*PROBLEM TO WORK ON:* Can you render the lines from the start of the records through the line containing "window-title: C:\Windows\system32\cmd.exe - nc64.exe", including that line, as a JSON list of strings with one string per line and no blank lines?

[Spatial annotation records]

# # # #

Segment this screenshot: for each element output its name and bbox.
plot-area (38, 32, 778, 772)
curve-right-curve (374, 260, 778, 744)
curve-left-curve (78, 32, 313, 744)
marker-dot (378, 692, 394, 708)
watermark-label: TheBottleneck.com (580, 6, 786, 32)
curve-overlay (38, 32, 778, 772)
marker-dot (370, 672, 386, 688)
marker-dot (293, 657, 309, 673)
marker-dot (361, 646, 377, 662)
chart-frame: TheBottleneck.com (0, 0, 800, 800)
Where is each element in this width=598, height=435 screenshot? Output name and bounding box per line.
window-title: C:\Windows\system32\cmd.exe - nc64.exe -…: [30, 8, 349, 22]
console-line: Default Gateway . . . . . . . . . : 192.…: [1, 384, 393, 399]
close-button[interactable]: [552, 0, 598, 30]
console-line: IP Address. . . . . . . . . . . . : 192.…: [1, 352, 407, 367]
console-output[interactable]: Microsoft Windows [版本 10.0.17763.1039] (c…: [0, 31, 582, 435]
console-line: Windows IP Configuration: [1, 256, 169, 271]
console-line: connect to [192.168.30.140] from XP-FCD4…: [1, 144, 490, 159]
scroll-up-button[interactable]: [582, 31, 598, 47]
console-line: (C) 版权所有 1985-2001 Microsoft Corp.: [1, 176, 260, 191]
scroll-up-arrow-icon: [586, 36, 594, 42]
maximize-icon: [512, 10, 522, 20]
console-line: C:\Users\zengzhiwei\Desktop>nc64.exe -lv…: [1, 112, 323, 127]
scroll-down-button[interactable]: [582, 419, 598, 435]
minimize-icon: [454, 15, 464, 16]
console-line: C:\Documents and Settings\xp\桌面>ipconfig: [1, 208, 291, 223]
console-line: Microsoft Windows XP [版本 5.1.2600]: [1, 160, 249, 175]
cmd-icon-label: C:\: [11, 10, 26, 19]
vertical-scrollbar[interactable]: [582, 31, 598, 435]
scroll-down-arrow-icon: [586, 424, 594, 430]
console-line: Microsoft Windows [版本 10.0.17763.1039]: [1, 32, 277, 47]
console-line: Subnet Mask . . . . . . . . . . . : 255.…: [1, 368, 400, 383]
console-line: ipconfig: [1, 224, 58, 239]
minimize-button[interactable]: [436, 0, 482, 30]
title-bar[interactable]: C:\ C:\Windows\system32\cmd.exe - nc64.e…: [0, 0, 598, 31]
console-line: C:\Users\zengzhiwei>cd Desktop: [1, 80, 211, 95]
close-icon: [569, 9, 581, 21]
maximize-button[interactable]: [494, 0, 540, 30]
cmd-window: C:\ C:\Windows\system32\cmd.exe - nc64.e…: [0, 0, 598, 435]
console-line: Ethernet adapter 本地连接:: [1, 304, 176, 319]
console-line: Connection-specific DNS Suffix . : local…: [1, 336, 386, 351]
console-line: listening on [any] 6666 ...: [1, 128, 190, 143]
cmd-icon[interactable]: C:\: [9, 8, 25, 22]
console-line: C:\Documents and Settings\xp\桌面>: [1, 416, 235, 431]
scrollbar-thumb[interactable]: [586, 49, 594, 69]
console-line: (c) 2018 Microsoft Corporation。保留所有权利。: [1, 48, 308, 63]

# # # #

*TASK OUTPUT:*
[
  "Segment this screenshot: for each element output its name and bbox.",
  "plot-area (38, 32, 778, 772)",
  "curve-right-curve (374, 260, 778, 744)",
  "curve-left-curve (78, 32, 313, 744)",
  "marker-dot (378, 692, 394, 708)",
  "watermark-label: TheBottleneck.com (580, 6, 786, 32)",
  "curve-overlay (38, 32, 778, 772)",
  "marker-dot (370, 672, 386, 688)",
  "marker-dot (293, 657, 309, 673)",
  "marker-dot (361, 646, 377, 662)",
  "chart-frame: TheBottleneck.com (0, 0, 800, 800)",
  "Where is each element in this width=598, height=435 screenshot? Output name and bounding box per line.",
  "window-title: C:\\Windows\\system32\\cmd.exe - nc64.exe -…: [30, 8, 349, 22]"
]